** START OF Given entries **

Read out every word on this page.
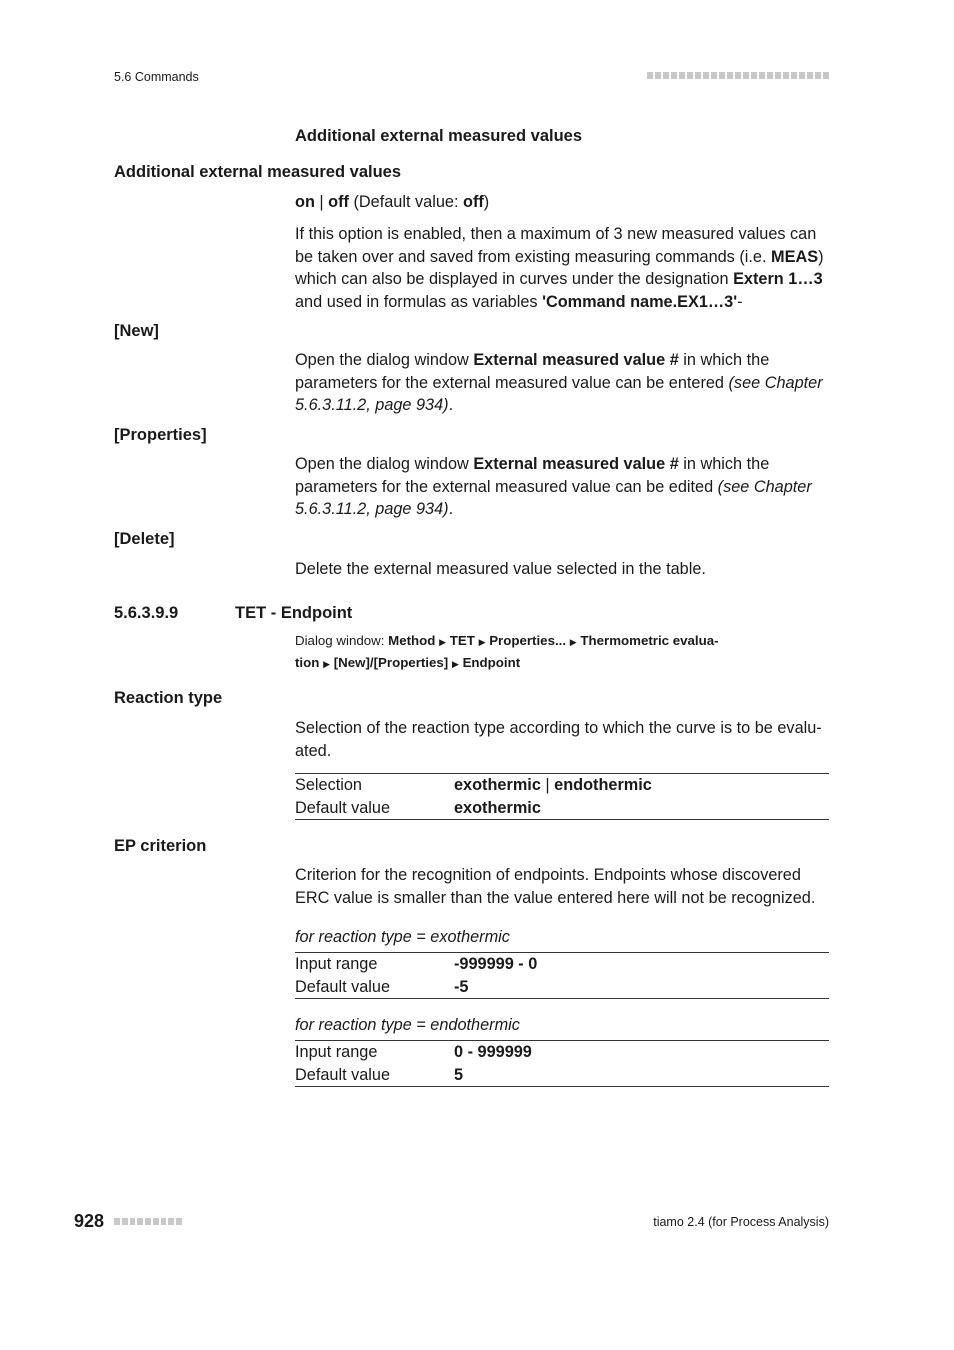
5.6 Commands
Additional external measured values
Additional external measured values
on | off (Default value: off)
If this option is enabled, then a maximum of 3 new measured values can be taken over and saved from existing measuring commands (i.e. MEAS) which can also be displayed in curves under the designation Extern 1…3 and used in formulas as variables 'Command name.EX1…3'-
[New]
Open the dialog window External measured value # in which the parameters for the external measured value can be entered (see Chapter 5.6.3.11.2, page 934).
[Properties]
Open the dialog window External measured value # in which the parameters for the external measured value can be edited (see Chapter 5.6.3.11.2, page 934).
[Delete]
Delete the external measured value selected in the table.
5.6.3.9.9	TET - Endpoint
Dialog window: Method ▶ TET ▶ Properties... ▶ Thermometric evalua-
tion ▶ [New]/[Properties] ▶ Endpoint
Reaction type
Selection of the reaction type according to which the curve is to be evalu-ated.
Selection	exothermic | endothermic
Default value	exothermic
EP criterion
Criterion for the recognition of endpoints. Endpoints whose discovered ERC value is smaller than the value entered here will not be recognized.
for reaction type = exothermic
Input range	-999999 - 0
Default value	-5
for reaction type = endothermic
Input range	0 - 999999
Default value	5
928	tiamo 2.4 (for Process Analysis)
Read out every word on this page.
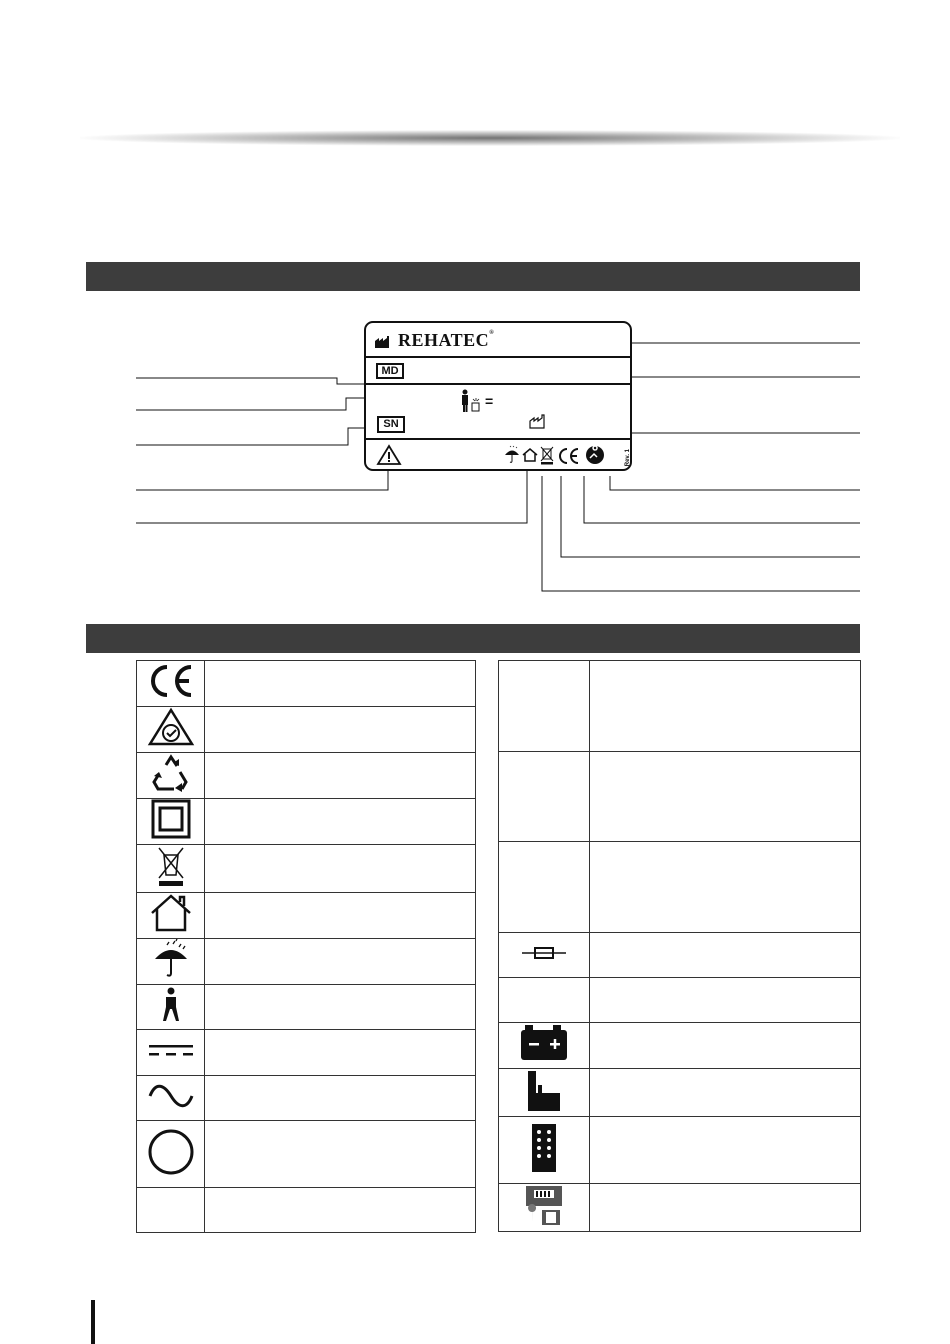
REHATEC®
MD
=
SN
Rev. 1
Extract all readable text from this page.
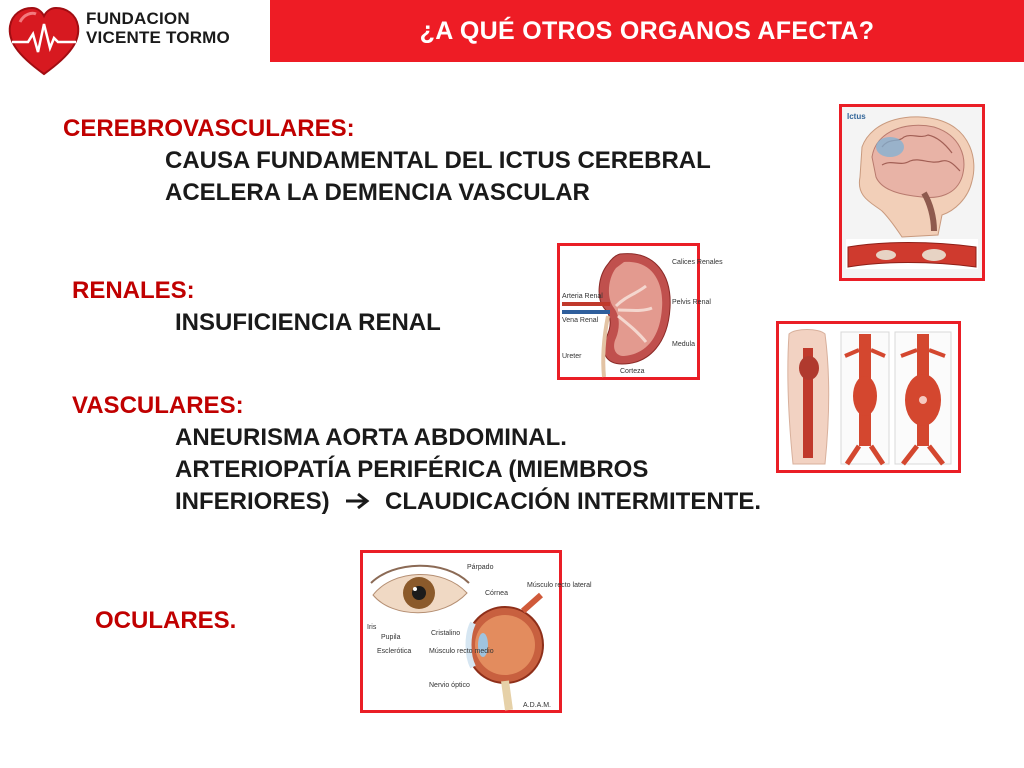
FUNDACION
VICENTE TORMO	¿A QUÉ OTROS ORGANOS AFECTA?
CEREBROVASCULARES:
CAUSA FUNDAMENTAL DEL ICTUS CEREBRAL
ACELERA LA DEMENCIA VASCULAR
RENALES:
INSUFICIENCIA RENAL
VASCULARES:
ANEURISMA AORTA ABDOMINAL.
ARTERIOPATÍA PERIFÉRICA (MIEMBROS
INFERIORES) CLAUDICACIÓN INTERMITENTE.
OCULARES.
Ictus
Calices Renales
Arteria Renal
Vena Renal
Pelvis Renal
Medula
Ureter
Corteza
Párpado
Córnea
Músculo recto lateral
Iris
Pupila
Cristalino
Esclerótica	Músculo recto medio
Nervio óptico
A.D.A.M.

** END OF Given entries **

- **Exercise details**: Output the records above exactly as they are, leaving out the pictures.

- **Response below**:
Read out every word on this page.
5.6 Commands
Additional external measured values
Additional external measured values
on | off (Default value: off)
If this option is enabled, then a maximum of 3 new measured values can be taken over and saved from existing measuring commands (i.e. MEAS) which can also be displayed in curves under the designation Extern 1…3 and used in formulas as variables 'Command name.EX1…3'-
[New]
Open the dialog window External measured value # in which the parameters for the external measured value can be entered (see Chapter 5.6.3.11.2, page 934).
[Properties]
Open the dialog window External measured value # in which the parameters for the external measured value can be edited (see Chapter 5.6.3.11.2, page 934).
[Delete]
Delete the external measured value selected in the table.
5.6.3.9.9	TET - Endpoint
Dialog window: Method ▶ TET ▶ Properties... ▶ Thermometric evalua-
tion ▶ [New]/[Properties] ▶ Endpoint
Reaction type
Selection of the reaction type according to which the curve is to be evalu-ated.
Selection	exothermic | endothermic
Default value	exothermic
EP criterion
Criterion for the recognition of endpoints. Endpoints whose discovered ERC value is smaller than the value entered here will not be recognized.
for reaction type = exothermic
Input range	-999999 - 0
Default value	-5
for reaction type = endothermic
Input range	0 - 999999
Default value	5
928	tiamo 2.4 (for Process Analysis)
Read out every word on this page.
REHATEC®
MD
=
SN
Rev. 1
Extract all readable text from this page.
FUNDACION
VICENTE TORMO	¿A QUÉ OTROS ORGANOS AFECTA?
CEREBROVASCULARES:
CAUSA FUNDAMENTAL DEL ICTUS CEREBRAL
ACELERA LA DEMENCIA VASCULAR
RENALES:
INSUFICIENCIA RENAL
VASCULARES:
ANEURISMA AORTA ABDOMINAL.
ARTERIOPATÍA PERIFÉRICA (MIEMBROS
INFERIORES) CLAUDICACIÓN INTERMITENTE.
OCULARES.
Ictus
Calices Renales
Arteria Renal
Vena Renal
Pelvis Renal
Medula
Ureter
Corteza
Párpado
Córnea
Músculo recto lateral
Iris
Pupila
Cristalino
Esclerótica	Músculo recto medio
Nervio óptico
A.D.A.M.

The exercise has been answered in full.